What you will do: Search the data for the string "text" and gather each line it is in.
+++ Records supplied
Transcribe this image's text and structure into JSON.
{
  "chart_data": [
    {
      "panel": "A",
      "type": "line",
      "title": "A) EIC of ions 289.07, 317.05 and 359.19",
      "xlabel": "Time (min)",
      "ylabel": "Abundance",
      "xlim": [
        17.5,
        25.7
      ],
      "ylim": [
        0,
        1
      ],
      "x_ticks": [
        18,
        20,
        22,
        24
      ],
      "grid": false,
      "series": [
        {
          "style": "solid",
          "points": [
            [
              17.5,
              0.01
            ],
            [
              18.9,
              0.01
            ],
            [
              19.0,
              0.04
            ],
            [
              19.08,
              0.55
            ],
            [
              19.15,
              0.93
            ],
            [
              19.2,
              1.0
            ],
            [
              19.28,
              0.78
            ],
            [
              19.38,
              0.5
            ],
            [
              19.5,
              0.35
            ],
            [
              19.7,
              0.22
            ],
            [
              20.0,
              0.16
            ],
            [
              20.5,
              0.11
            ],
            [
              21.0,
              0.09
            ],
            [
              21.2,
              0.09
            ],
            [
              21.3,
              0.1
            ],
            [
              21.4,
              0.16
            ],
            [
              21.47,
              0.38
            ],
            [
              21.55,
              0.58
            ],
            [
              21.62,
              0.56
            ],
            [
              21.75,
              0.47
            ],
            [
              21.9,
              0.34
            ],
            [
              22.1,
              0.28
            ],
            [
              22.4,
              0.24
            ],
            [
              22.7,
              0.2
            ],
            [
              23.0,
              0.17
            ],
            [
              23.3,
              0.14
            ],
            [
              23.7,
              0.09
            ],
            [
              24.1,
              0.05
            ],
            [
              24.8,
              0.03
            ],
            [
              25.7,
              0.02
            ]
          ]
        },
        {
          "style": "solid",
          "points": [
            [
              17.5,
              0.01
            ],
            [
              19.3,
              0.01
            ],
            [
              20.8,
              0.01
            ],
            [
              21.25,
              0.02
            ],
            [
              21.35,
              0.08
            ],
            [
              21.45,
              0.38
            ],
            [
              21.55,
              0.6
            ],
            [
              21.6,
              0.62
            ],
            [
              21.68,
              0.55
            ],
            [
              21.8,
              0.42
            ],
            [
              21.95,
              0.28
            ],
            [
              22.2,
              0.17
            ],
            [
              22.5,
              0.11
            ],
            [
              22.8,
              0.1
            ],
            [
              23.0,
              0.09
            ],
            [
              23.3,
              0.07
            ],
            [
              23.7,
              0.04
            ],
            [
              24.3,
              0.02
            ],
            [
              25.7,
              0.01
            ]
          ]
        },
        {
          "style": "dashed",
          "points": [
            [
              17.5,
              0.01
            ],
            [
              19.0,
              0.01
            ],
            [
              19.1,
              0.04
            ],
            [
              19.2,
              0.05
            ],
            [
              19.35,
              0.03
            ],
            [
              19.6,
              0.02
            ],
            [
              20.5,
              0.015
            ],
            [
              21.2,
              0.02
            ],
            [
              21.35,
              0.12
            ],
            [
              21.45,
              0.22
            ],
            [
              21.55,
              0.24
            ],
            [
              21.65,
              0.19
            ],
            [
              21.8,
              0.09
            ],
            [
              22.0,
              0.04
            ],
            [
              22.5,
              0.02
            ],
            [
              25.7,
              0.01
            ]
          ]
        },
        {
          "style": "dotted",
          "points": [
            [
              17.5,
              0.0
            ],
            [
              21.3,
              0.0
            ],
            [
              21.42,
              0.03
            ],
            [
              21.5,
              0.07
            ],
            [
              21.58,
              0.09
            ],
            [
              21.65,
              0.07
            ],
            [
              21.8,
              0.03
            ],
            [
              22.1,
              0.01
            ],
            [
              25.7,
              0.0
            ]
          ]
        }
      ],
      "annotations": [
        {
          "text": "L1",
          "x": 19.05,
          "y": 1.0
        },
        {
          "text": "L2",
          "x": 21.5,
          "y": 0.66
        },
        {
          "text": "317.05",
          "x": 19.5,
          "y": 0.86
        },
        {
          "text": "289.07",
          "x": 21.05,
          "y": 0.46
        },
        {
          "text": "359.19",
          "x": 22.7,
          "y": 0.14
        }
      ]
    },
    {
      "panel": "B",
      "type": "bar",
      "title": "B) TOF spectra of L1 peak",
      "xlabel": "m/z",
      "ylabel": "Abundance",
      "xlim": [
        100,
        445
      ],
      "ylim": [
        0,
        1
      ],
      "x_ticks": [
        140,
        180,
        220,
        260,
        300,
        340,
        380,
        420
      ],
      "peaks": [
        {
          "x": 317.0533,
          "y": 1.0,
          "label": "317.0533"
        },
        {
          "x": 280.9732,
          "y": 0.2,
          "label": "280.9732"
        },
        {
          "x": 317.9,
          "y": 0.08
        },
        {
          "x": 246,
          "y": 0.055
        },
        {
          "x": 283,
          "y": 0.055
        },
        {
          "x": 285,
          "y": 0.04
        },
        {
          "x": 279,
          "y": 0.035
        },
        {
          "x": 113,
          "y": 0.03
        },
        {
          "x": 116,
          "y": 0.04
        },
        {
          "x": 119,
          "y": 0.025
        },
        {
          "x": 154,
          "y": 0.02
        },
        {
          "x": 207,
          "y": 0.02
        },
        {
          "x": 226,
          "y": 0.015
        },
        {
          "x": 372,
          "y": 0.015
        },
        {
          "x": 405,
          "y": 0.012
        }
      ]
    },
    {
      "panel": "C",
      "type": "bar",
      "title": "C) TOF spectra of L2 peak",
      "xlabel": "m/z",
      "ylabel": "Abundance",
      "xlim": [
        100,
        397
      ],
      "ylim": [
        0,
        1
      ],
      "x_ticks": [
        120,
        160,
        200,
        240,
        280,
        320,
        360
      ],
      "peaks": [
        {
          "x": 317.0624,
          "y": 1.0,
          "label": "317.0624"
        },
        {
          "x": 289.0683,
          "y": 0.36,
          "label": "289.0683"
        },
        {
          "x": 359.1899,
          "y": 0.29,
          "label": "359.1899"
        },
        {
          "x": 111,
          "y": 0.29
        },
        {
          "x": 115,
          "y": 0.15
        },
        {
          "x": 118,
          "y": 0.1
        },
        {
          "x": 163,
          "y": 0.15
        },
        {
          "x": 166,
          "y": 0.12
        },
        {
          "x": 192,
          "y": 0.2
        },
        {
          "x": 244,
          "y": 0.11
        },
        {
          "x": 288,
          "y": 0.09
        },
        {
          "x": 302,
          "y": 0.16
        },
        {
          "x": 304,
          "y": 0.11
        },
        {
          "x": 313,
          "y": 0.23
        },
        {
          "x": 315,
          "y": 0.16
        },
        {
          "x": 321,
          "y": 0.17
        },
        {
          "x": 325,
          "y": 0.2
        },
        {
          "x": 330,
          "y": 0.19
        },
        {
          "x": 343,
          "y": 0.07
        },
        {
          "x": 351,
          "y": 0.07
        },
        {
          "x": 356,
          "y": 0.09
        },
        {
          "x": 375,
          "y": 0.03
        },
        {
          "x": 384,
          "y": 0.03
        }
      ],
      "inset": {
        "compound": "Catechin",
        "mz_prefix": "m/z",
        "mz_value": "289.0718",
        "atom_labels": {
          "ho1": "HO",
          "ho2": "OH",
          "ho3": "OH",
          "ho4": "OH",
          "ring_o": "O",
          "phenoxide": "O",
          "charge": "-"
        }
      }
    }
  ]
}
++++++
Exercise answer:
Transcribe this image's text and structure into JSON.
          "text": "L1",
          "text": "L2",
          "text": "317.05",
          "text": "289.07",
          "text": "359.19",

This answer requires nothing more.